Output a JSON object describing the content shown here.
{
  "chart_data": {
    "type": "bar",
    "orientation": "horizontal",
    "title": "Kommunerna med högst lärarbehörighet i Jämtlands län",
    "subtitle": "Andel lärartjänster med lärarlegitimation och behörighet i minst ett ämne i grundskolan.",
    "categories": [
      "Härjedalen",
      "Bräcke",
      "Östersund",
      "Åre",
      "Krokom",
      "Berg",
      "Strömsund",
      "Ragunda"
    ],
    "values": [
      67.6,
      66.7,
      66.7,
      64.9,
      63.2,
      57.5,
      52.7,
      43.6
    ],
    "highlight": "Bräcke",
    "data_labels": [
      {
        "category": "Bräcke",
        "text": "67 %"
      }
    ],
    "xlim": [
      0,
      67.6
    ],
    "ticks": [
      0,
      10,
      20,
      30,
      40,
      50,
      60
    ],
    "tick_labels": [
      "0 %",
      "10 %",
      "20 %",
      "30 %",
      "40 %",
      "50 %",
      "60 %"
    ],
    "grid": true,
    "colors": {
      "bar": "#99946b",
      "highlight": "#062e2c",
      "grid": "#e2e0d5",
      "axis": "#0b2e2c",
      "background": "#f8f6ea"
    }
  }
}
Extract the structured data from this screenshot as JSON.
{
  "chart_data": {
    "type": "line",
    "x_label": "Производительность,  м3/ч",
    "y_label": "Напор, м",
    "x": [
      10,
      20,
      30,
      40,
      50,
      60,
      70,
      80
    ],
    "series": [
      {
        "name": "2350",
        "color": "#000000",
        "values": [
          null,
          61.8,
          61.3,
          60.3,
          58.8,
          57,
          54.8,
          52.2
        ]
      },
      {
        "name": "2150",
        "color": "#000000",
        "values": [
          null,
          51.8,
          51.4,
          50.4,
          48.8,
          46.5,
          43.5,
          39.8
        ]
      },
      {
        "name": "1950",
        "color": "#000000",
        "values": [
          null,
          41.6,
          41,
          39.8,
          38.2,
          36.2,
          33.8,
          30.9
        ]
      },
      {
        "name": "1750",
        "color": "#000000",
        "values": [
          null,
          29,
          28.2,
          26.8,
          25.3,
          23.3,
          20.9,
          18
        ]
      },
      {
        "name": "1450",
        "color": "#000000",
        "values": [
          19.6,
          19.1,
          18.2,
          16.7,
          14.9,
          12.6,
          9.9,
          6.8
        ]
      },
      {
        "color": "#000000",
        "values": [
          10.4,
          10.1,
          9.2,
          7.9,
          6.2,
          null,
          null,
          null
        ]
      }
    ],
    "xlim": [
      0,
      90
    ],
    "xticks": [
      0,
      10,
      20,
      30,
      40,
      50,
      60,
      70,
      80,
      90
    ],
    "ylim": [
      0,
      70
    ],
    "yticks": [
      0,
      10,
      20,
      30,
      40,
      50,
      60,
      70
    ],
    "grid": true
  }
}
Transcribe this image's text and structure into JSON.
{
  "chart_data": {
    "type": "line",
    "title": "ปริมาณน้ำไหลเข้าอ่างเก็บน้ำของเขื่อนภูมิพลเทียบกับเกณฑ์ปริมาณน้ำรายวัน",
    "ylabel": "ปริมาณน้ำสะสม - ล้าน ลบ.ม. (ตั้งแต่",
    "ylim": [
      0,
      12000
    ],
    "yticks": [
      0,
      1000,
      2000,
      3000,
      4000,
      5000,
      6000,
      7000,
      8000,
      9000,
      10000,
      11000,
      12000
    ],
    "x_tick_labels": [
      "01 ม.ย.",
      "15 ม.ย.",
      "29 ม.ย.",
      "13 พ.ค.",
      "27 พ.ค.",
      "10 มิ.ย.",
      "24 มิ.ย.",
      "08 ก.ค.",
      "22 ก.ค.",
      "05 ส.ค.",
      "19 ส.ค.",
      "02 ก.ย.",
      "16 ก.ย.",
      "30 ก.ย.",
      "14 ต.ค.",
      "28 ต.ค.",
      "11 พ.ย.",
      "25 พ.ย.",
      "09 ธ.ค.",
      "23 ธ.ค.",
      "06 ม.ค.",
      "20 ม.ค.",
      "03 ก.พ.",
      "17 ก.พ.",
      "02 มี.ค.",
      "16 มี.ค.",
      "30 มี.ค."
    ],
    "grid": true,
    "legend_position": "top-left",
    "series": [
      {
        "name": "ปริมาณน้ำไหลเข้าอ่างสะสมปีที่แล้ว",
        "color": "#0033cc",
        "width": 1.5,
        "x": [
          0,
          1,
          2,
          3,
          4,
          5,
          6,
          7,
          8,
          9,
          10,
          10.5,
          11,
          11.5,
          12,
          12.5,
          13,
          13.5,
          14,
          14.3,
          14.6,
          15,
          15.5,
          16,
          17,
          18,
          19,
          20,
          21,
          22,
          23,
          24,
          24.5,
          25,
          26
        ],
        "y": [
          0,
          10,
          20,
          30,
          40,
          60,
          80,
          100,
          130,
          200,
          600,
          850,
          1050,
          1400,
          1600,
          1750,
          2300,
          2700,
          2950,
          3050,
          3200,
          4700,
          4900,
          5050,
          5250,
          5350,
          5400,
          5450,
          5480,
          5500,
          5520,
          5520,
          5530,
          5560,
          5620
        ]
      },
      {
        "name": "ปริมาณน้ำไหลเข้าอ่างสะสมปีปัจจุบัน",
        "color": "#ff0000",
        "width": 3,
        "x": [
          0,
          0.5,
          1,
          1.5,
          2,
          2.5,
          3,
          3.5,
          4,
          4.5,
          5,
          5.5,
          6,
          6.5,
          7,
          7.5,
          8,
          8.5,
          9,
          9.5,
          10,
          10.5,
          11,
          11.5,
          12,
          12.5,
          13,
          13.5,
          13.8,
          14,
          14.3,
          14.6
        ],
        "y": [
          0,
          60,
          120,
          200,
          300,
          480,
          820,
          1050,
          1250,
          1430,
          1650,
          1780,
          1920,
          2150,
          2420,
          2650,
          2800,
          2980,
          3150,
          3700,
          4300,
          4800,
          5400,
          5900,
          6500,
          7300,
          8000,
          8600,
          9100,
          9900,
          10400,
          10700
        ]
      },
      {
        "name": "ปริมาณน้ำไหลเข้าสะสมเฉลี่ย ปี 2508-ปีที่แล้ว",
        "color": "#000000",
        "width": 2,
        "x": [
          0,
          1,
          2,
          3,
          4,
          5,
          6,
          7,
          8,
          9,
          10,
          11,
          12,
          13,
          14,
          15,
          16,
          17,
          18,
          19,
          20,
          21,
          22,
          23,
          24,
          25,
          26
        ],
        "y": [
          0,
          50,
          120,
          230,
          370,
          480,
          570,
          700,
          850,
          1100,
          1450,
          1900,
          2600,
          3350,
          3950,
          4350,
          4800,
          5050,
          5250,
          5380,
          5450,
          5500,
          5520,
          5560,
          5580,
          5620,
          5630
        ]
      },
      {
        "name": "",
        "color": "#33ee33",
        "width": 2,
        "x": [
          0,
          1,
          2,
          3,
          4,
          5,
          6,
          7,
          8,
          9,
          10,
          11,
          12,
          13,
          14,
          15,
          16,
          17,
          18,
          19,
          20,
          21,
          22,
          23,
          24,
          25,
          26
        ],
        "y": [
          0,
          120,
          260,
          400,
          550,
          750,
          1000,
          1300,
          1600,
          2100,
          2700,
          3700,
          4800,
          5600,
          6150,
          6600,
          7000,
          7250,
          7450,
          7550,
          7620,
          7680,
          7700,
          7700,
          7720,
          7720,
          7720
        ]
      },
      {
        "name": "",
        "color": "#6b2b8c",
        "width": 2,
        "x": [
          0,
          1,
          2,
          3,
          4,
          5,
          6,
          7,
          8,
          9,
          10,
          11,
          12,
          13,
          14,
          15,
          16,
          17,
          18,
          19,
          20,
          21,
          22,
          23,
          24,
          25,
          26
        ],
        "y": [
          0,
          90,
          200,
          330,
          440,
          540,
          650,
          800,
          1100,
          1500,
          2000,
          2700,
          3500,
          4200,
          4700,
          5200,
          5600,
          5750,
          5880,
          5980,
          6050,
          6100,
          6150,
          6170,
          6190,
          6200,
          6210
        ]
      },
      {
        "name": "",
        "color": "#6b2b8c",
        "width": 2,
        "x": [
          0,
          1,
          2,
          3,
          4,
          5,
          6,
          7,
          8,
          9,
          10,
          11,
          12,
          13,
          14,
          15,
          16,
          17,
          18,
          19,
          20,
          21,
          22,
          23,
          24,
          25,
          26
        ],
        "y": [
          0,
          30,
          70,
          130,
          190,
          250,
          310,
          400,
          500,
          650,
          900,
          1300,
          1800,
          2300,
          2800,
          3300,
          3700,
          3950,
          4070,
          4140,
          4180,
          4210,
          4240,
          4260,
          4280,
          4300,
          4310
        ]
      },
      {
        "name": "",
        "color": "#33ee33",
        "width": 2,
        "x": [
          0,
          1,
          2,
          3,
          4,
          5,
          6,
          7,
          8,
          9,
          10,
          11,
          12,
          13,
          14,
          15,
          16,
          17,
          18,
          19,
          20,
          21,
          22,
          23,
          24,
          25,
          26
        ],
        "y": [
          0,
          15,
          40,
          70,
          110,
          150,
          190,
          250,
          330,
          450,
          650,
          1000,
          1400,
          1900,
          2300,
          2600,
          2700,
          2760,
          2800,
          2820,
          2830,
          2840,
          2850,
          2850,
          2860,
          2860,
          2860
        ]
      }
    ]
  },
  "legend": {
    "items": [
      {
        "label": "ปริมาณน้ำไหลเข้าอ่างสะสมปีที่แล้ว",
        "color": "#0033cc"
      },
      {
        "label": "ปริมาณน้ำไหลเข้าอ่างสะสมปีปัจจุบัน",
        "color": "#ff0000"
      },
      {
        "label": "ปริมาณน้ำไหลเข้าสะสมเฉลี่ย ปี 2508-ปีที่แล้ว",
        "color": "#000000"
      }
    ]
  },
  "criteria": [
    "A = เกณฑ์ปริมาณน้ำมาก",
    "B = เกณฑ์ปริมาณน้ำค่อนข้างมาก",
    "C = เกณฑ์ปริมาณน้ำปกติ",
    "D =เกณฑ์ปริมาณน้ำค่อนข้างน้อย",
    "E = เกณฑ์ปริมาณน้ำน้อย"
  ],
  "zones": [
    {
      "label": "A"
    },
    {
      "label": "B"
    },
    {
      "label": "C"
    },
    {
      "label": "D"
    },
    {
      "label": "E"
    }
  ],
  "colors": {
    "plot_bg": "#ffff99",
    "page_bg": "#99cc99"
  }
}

→ Task details: Determine how many lines of the records above contain the word "าสะสมเฉล", and report only that number.

→ Response to this exercise: 2